→ Task
Scan the material below for the string "text", and copy every line where it shows up.

→ Records shown
-- BEGIN --

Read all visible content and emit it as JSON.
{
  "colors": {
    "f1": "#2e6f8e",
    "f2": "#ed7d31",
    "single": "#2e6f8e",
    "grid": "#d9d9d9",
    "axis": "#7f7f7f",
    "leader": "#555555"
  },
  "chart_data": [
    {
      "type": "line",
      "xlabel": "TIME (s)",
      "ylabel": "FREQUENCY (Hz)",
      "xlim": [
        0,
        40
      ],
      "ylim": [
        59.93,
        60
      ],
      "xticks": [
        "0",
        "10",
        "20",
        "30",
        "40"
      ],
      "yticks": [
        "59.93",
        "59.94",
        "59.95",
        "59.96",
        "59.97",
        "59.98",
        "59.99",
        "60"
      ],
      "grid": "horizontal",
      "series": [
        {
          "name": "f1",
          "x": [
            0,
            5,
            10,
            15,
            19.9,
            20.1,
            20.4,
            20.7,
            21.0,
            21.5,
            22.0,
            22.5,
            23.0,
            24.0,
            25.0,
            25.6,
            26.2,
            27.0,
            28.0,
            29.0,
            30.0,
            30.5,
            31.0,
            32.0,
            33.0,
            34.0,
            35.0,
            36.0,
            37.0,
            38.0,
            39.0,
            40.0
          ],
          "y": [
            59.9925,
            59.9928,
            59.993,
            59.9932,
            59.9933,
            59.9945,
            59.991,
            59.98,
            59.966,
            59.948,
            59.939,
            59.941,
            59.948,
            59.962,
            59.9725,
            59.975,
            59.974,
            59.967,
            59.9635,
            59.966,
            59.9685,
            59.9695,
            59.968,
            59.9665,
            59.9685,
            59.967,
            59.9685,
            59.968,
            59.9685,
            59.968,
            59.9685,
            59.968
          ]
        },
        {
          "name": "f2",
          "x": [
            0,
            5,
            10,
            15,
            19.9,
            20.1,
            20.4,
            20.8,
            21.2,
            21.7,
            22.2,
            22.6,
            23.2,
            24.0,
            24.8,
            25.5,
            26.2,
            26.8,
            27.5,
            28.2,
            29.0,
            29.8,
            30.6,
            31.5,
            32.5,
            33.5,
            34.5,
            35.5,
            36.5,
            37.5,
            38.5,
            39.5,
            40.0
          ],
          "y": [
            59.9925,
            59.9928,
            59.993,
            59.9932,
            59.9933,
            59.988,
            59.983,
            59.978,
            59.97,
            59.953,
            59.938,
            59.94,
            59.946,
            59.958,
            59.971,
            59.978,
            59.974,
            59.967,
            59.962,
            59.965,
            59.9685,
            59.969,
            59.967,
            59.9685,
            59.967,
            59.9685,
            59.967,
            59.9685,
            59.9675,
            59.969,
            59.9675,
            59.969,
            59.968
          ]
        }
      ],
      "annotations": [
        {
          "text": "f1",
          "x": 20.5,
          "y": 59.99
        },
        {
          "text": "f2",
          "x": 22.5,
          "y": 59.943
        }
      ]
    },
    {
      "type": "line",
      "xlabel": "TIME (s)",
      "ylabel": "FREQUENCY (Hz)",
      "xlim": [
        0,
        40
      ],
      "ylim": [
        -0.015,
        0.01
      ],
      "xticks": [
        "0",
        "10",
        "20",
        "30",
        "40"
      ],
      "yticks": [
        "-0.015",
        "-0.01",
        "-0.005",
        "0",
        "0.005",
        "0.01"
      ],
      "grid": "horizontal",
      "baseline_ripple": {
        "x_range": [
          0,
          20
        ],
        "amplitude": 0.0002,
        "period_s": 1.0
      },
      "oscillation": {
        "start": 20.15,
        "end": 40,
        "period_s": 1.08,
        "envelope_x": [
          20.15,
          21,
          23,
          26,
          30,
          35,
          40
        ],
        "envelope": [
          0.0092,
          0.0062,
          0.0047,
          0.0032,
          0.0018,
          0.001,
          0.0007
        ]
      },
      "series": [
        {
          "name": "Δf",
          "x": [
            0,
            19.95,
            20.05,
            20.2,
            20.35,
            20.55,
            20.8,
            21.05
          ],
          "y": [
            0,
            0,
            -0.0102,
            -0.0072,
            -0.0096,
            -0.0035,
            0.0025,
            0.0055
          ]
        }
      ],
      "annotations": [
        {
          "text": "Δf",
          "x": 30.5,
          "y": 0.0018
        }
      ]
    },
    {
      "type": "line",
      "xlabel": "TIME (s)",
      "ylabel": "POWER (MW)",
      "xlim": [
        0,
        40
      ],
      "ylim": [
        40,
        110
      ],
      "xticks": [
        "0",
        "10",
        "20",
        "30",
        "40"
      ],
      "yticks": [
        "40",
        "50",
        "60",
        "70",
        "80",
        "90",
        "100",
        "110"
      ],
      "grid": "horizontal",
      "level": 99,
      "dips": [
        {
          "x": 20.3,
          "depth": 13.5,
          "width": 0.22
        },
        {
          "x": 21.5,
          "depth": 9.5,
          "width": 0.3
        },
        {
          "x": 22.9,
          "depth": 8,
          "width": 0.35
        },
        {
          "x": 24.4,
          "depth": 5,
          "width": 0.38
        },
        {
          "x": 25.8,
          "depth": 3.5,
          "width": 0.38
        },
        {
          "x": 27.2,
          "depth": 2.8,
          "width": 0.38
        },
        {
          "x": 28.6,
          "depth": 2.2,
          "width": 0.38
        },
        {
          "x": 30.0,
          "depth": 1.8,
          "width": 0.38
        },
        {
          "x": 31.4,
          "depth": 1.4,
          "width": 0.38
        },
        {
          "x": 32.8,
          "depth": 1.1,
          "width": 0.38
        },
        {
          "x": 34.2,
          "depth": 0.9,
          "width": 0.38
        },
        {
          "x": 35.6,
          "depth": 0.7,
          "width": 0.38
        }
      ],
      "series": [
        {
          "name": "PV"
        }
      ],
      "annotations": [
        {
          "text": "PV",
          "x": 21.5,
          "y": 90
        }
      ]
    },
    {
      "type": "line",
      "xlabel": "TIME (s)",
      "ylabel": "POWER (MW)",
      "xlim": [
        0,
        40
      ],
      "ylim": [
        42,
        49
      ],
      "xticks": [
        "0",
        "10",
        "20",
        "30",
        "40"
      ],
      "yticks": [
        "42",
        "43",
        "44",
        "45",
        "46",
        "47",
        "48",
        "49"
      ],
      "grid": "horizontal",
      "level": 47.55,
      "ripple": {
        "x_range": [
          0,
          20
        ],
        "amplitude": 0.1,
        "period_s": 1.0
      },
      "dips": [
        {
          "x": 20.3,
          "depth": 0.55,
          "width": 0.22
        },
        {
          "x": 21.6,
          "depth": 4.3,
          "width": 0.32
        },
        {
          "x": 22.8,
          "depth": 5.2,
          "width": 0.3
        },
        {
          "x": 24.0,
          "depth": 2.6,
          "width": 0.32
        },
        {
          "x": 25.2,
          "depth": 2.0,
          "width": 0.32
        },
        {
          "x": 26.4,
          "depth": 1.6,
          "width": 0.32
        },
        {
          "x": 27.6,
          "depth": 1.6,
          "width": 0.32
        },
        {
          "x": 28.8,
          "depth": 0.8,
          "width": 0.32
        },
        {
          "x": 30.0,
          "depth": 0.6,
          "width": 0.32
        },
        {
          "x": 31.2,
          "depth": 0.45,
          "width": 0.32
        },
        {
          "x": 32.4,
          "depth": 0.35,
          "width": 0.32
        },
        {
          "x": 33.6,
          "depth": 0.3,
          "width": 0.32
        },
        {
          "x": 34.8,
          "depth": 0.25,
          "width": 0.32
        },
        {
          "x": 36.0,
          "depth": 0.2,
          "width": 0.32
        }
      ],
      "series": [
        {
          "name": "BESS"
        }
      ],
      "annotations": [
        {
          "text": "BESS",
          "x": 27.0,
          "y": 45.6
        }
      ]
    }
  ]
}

-- END --

→ Exercise output
          "text": "f1",
          "text": "f2",
          "text": "Δf",
          "text": "PV",
          "text": "BESS",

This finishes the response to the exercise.